Dataset items:
━━━━━━━━━━━━━━━━━━━━━━━━━━━━━━

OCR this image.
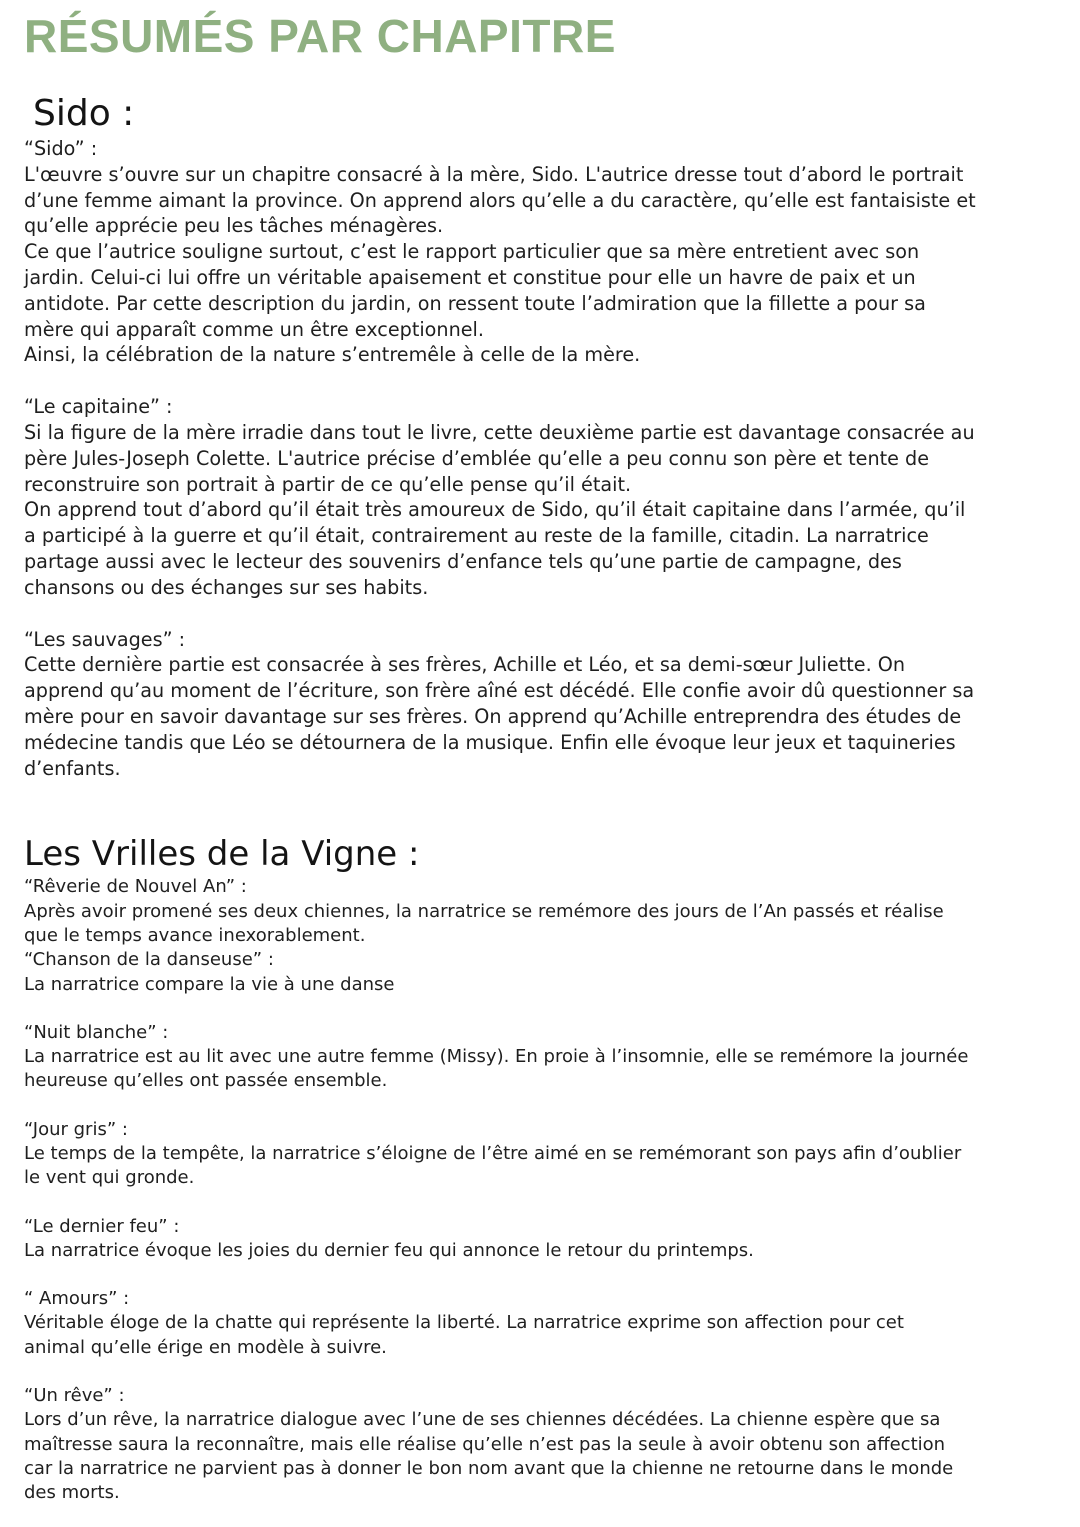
RÉSUMÉS PAR CHAPITRE
Sido :

“Sido” :

L'œuvre s’ouvre sur un chapitre consacré à la mère, Sido. L'autrice dresse tout d’abord le portrait
d’une femme aimant la province. On apprend alors qu’elle a du caractère, qu’elle est fantaisiste et
qu’elle apprécie peu les tâches ménagères.
Ce que l’autrice souligne surtout, c’est le rapport particulier que sa mère entretient avec son
jardin. Celui-ci lui offre un véritable apaisement et constitue pour elle un havre de paix et un
antidote. Par cette description du jardin, on ressent toute l’admiration que la fillette a pour sa
mère qui apparaît comme un être exceptionnel.
Ainsi, la célébration de la nature s’entremêle à celle de la mère.

“Le capitaine” :

Si la figure de la mère irradie dans tout le livre, cette deuxième partie est davantage consacrée au
père Jules-Joseph Colette. L'autrice précise d’emblée qu’elle a peu connu son père et tente de
reconstruire son portrait à partir de ce qu’elle pense qu’il était.
On apprend tout d’abord qu’il était très amoureux de Sido, qu’il était capitaine dans l’armée, qu’il
a participé à la guerre et qu’il était, contrairement au reste de la famille, citadin. La narratrice
partage aussi avec le lecteur des souvenirs d’enfance tels qu’une partie de campagne, des
chansons ou des échanges sur ses habits.

“Les sauvages” :

Cette dernière partie est consacrée à ses frères, Achille et Léo, et sa demi-sœur Juliette. On
apprend qu’au moment de l’écriture, son frère aîné est décédé. Elle confie avoir dû questionner sa
mère pour en savoir davantage sur ses frères. On apprend qu’Achille entreprendra des études de
médecine tandis que Léo se détournera de la musique. Enfin elle évoque leur jeux et taquineries
d’enfants.

Les Vrilles de la Vigne :

“Rêverie de Nouvel An” :

Après avoir promené ses deux chiennes, la narratrice se remémore des jours de l’An passés et réalise
que le temps avance inexorablement.

“Chanson de la danseuse” :

La narratrice compare la vie à une danse

“Nuit blanche” :

La narratrice est au lit avec une autre femme (Missy). En proie à l’insomnie, elle se remémore la journée
heureuse qu’elles ont passée ensemble.

“Jour gris” :

Le temps de la tempête, la narratrice s’éloigne de l’être aimé en se remémorant son pays afin d’oublier
le vent qui gronde.

“Le dernier feu” :

La narratrice évoque les joies du dernier feu qui annonce le retour du printemps.

“ Amours” :

Véritable éloge de la chatte qui représente la liberté. La narratrice exprime son affection pour cet
animal qu’elle érige en modèle à suivre.

“Un rêve” :

Lors d’un rêve, la narratrice dialogue avec l’une de ses chiennes décédées. La chienne espère que sa
maîtresse saura la reconnaître, mais elle réalise qu’elle n’est pas la seule à avoir obtenu son affection
car la narratrice ne parvient pas à donner le bon nom avant que la chienne ne retourne dans le monde
des morts.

━━━━━━━━━━━━━━━━━━━━━━━━━━━━━━

[What is being asked]:
State how many lines of the records above contain the word "était", giving only that number.

[Solution]:
3